Given request: Within the data that follows, how many lines carry the string "komórki"? Give the number alone.

Input data:
───
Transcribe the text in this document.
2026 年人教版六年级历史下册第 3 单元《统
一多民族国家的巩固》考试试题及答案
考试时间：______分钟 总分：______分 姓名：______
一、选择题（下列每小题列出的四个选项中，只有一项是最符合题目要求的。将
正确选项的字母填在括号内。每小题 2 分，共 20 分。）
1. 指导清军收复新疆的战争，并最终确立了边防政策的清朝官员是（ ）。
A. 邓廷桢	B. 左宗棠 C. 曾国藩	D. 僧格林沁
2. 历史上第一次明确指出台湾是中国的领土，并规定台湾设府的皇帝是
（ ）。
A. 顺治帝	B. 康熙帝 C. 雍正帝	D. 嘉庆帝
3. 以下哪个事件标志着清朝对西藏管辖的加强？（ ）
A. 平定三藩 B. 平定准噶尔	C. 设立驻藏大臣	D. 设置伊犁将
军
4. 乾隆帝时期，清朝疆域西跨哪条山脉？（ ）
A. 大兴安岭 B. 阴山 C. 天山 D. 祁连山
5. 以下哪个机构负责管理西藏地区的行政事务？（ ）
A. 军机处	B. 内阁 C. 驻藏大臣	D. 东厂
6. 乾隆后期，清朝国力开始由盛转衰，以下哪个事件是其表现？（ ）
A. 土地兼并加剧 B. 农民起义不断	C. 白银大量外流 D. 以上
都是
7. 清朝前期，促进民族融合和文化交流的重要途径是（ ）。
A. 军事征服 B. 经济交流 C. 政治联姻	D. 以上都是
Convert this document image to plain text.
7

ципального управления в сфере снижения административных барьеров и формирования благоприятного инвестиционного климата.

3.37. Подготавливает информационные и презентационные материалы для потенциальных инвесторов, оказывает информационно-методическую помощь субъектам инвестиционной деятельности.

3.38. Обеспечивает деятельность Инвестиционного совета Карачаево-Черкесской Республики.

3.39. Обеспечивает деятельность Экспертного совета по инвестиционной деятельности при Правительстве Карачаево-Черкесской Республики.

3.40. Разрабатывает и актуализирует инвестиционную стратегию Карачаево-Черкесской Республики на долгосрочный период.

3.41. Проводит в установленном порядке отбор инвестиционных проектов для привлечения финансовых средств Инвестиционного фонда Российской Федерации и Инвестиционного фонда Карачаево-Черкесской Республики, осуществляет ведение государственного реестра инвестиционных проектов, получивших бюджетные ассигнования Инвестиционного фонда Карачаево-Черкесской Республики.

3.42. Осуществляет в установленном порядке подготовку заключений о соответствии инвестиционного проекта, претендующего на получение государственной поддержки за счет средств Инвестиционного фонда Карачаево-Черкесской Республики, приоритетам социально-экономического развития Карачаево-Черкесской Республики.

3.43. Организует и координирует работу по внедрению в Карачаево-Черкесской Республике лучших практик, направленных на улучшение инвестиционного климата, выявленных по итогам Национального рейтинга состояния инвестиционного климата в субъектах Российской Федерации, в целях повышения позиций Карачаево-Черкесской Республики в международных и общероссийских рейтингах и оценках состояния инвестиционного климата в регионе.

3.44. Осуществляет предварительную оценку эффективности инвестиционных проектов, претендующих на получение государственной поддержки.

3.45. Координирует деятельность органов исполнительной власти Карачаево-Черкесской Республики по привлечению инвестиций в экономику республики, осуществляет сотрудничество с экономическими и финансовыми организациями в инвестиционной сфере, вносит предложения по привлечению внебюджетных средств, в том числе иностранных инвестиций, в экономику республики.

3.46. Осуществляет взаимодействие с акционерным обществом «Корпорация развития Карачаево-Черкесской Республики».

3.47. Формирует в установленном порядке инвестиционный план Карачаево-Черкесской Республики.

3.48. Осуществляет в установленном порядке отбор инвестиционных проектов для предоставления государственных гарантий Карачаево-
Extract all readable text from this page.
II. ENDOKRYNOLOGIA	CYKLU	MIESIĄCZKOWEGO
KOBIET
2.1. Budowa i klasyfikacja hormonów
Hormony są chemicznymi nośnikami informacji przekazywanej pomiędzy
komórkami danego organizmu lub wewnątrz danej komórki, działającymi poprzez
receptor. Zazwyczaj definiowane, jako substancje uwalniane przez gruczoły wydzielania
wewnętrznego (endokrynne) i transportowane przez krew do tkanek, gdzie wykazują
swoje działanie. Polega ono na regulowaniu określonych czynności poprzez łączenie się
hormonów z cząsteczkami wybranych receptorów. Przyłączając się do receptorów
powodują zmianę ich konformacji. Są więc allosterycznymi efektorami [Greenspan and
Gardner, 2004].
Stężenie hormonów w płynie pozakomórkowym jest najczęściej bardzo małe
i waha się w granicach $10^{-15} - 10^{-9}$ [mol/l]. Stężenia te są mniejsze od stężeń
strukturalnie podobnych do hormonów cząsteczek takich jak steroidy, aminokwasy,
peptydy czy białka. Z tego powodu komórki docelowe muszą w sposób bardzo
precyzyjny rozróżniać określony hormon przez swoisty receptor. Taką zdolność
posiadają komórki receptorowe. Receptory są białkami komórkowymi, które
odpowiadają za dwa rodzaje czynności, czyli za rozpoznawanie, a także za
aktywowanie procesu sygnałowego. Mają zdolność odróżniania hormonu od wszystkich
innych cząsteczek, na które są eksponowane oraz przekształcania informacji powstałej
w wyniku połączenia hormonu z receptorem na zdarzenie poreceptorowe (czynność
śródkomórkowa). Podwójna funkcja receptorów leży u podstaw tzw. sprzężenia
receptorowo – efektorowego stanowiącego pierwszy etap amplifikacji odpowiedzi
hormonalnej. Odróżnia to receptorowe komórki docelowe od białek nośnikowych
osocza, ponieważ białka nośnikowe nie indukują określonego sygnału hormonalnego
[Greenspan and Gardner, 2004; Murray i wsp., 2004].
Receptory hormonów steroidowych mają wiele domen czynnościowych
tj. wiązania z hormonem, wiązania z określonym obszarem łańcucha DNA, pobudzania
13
───
Completed exercise: 4